= DATASET EXCERPTS =
# # #

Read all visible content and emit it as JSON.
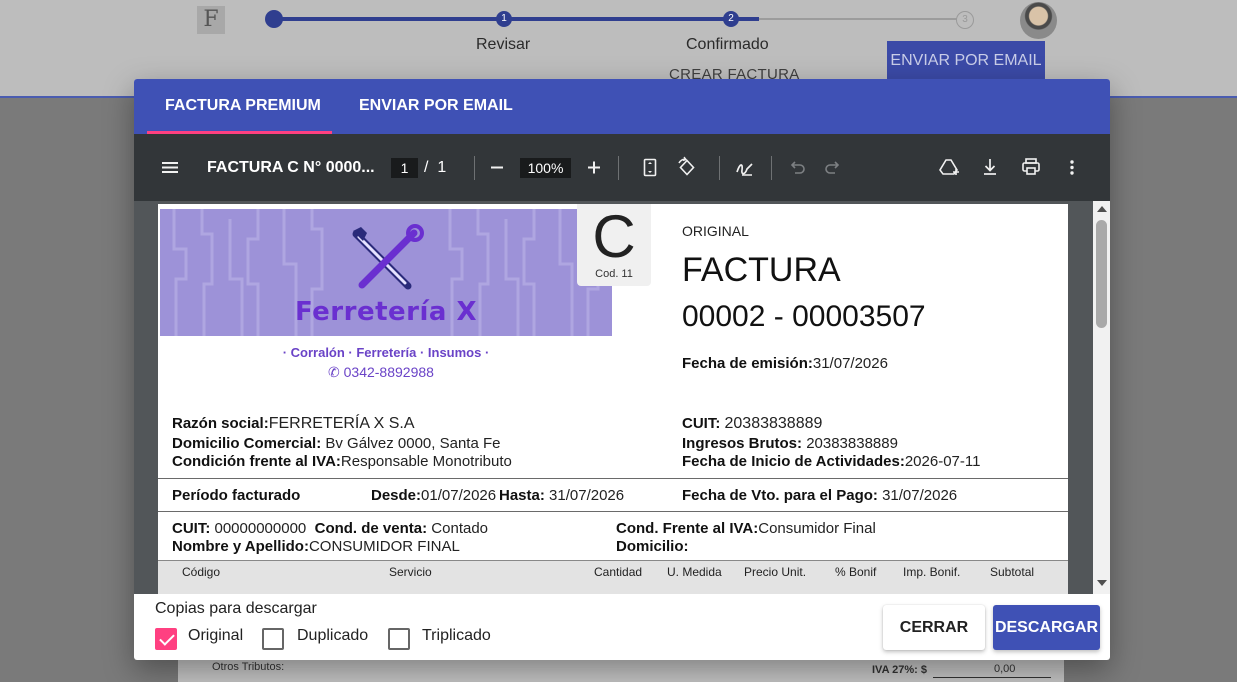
{
  "app": {
    "logo_letter": "F",
    "avatar": "user-avatar"
  },
  "stepper": {
    "steps": [
      {
        "number": "",
        "label": ""
      },
      {
        "number": "1",
        "label": "Revisar"
      },
      {
        "number": "2",
        "label": "Confirmado"
      },
      {
        "number": "3",
        "label": ""
      }
    ],
    "subtitle": "CREAR FACTURA",
    "email_button": "ENVIAR POR EMAIL"
  },
  "background_doc": {
    "otros_tributos": "Otros Tributos:",
    "iva_27": "IVA 27%: $",
    "iva_27_value": "0,00"
  },
  "dialog": {
    "tabs": [
      {
        "label": "FACTURA PREMIUM",
        "active": true
      },
      {
        "label": "ENVIAR POR EMAIL",
        "active": false
      }
    ]
  },
  "pdf_viewer": {
    "title": "FACTURA C N° 0000...",
    "current_page": "1",
    "page_separator": "/",
    "total_pages": "1",
    "zoom": "100%",
    "icons": [
      "menu-icon",
      "zoom-out-icon",
      "zoom-in-icon",
      "fit-page-icon",
      "rotate-icon",
      "annotate-icon",
      "undo-icon",
      "redo-icon",
      "save-to-drive-icon",
      "download-icon",
      "print-icon",
      "more-options-icon"
    ]
  },
  "invoice": {
    "brand": {
      "name": "Ferretería X",
      "tagline": "· Corralón · Ferretería · Insumos ·",
      "phone": "0342-8892988"
    },
    "letter": "C",
    "cod": "Cod. 11",
    "copy": "ORIGINAL",
    "doc_type": "FACTURA",
    "number": "00002 - 00003507",
    "fecha_emision_label": "Fecha de emisión:",
    "fecha_emision": "31/07/2026",
    "razon_social_label": "Razón social:",
    "razon_social": "FERRETERÍA X S.A",
    "domicilio_label": "Domicilio Comercial:",
    "domicilio": "Bv Gálvez 0000, Santa Fe",
    "condicion_iva_label": "Condición frente al IVA:",
    "condicion_iva": "Responsable Monotributo",
    "cuit_label": "CUIT:",
    "cuit": "20383838889",
    "ingresos_brutos_label": "Ingresos Brutos:",
    "ingresos_brutos": "20383838889",
    "inicio_actividades_label": "Fecha de Inicio de Actividades:",
    "inicio_actividades": "2026-07-11",
    "periodo_label": "Período facturado",
    "desde_label": "Desde:",
    "desde": "01/07/2026",
    "hasta_label": "Hasta:",
    "hasta": "31/07/2026",
    "vto_label": "Fecha de Vto. para el Pago:",
    "vto": "31/07/2026",
    "cliente_cuit_label": "CUIT:",
    "cliente_cuit": "00000000000",
    "cond_venta_label": "Cond. de venta:",
    "cond_venta": "Contado",
    "cond_iva_cliente_label": "Cond. Frente al IVA:",
    "cond_iva_cliente": "Consumidor Final",
    "nombre_label": "Nombre y Apellido:",
    "nombre": "CONSUMIDOR FINAL",
    "domicilio_cliente_label": "Domicilio:",
    "columns": [
      "Código",
      "Servicio",
      "Cantidad",
      "U. Medida",
      "Precio Unit.",
      "% Bonif",
      "Imp. Bonif.",
      "Subtotal"
    ]
  },
  "footer": {
    "label": "Copias para descargar",
    "copies": [
      {
        "label": "Original",
        "checked": true
      },
      {
        "label": "Duplicado",
        "checked": false
      },
      {
        "label": "Triplicado",
        "checked": false
      }
    ],
    "close_button": "CERRAR",
    "download_button": "DESCARGAR"
  },
  "colors": {
    "primary": "#3f51b5",
    "accent": "#ff4081",
    "viewer_toolbar": "#323639",
    "brand_purple": "#6a2fd0"
  }
}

# # #

= STATED EXERCISE =
Using the records above, pull out each line where the word "number" occurs.

= EXPECTED ANSWER =
        "number": "",
        "number": "1",
        "number": "2",
        "number": "3",
    "number": "00002 - 00003507",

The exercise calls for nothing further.